### Recorded data:
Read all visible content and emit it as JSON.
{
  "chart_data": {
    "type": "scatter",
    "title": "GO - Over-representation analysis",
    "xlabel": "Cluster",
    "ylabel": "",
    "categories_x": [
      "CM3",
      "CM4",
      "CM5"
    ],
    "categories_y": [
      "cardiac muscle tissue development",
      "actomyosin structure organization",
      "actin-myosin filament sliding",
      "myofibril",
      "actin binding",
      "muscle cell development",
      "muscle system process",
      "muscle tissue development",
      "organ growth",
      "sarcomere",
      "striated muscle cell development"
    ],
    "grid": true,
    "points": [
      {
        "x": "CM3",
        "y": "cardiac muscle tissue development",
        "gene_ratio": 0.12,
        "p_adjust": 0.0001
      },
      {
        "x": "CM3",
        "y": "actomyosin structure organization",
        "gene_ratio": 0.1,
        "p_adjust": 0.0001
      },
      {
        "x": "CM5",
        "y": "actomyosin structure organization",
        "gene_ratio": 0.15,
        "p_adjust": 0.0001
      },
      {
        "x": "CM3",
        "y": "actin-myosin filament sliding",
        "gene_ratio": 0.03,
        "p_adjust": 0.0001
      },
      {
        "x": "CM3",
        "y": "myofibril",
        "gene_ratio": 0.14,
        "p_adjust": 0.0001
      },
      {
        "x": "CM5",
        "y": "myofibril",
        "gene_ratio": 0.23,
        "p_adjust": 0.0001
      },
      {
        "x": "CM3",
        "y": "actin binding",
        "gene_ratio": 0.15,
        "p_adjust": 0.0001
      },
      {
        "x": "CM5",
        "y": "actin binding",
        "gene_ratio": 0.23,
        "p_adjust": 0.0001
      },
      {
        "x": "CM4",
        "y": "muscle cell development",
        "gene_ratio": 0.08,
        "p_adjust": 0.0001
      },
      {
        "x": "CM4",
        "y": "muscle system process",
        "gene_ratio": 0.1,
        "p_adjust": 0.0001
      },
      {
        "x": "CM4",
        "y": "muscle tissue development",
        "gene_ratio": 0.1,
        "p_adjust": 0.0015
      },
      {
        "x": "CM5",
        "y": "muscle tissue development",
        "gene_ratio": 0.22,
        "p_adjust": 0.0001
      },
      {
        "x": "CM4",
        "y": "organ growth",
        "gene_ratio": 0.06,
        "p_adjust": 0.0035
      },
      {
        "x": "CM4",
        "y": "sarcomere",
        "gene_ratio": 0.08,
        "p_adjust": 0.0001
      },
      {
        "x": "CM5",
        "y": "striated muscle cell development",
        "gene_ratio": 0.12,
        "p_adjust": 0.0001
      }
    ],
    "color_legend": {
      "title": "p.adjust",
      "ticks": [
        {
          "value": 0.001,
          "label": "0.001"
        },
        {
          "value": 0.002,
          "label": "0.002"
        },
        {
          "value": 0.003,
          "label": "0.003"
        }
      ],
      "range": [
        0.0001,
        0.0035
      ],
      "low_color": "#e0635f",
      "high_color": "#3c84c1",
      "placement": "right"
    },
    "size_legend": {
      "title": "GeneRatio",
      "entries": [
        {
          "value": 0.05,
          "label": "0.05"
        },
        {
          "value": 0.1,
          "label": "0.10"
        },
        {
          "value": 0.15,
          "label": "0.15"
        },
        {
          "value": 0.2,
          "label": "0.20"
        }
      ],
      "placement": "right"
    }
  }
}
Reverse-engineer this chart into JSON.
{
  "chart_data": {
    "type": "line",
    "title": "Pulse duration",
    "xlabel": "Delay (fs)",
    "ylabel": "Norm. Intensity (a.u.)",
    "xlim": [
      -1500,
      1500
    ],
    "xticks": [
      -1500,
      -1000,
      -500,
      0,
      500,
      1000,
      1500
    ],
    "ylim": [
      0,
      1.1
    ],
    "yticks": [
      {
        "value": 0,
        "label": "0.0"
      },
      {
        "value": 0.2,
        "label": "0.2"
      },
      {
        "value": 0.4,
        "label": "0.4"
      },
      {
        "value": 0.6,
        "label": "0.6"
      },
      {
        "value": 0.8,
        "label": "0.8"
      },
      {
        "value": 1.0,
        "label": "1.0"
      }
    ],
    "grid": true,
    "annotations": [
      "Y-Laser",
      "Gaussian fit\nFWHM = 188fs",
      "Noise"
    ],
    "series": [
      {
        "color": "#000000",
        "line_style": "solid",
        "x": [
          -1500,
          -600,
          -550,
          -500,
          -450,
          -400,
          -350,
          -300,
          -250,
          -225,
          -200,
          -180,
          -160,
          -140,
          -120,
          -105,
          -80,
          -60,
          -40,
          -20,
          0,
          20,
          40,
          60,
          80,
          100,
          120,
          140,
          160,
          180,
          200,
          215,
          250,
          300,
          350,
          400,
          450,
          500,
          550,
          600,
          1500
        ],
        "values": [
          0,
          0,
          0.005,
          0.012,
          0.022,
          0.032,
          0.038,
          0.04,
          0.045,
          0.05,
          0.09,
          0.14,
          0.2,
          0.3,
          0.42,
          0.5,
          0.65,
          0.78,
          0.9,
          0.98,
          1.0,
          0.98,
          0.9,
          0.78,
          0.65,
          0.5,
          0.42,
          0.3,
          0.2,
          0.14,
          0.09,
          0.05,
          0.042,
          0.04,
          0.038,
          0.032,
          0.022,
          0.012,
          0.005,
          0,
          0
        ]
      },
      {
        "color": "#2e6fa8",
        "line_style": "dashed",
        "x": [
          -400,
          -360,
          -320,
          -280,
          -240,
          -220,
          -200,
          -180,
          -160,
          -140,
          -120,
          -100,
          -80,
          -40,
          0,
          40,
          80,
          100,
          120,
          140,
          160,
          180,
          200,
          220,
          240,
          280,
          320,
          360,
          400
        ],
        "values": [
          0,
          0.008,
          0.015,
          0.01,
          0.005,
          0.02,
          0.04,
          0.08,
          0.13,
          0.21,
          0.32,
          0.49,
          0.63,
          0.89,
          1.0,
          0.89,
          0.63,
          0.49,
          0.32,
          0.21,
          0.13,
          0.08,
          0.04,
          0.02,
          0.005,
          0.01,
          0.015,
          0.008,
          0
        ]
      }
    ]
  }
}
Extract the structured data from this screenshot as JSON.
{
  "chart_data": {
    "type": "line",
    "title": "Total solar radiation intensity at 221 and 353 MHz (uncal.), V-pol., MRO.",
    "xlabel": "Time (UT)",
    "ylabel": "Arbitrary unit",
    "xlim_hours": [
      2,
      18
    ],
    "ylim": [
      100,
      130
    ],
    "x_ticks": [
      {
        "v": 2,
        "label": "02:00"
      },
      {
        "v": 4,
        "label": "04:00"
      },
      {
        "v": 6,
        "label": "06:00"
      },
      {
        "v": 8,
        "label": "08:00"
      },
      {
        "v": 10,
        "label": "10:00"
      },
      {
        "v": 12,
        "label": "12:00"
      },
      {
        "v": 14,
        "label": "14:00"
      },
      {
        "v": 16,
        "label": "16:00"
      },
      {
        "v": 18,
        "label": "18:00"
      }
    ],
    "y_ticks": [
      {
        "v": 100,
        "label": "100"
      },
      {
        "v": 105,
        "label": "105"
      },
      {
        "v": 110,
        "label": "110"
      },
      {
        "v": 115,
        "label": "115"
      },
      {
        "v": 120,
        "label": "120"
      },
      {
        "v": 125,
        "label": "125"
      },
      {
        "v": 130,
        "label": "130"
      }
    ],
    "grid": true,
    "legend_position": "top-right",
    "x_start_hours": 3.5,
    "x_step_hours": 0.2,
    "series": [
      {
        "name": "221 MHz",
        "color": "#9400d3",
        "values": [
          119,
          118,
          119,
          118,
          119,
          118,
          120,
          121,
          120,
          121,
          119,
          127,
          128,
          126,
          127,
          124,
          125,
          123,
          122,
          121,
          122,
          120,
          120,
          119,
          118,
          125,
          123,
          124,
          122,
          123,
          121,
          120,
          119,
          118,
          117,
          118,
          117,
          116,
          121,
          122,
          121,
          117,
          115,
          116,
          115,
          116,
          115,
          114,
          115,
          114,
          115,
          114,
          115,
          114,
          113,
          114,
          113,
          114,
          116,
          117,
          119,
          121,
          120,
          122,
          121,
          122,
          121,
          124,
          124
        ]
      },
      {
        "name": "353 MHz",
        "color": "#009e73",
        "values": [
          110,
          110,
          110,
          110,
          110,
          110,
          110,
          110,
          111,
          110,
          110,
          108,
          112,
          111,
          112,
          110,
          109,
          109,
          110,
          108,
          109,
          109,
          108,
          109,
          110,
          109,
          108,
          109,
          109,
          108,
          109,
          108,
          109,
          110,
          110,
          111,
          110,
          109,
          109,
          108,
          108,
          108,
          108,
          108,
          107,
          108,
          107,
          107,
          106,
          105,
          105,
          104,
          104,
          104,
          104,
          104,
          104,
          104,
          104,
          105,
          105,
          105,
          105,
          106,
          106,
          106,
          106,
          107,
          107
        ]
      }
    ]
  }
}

### What is being asked:
Which lines include "process"? Copy each of them out.

### Written answer:
      "muscle system process",
        "y": "muscle system process",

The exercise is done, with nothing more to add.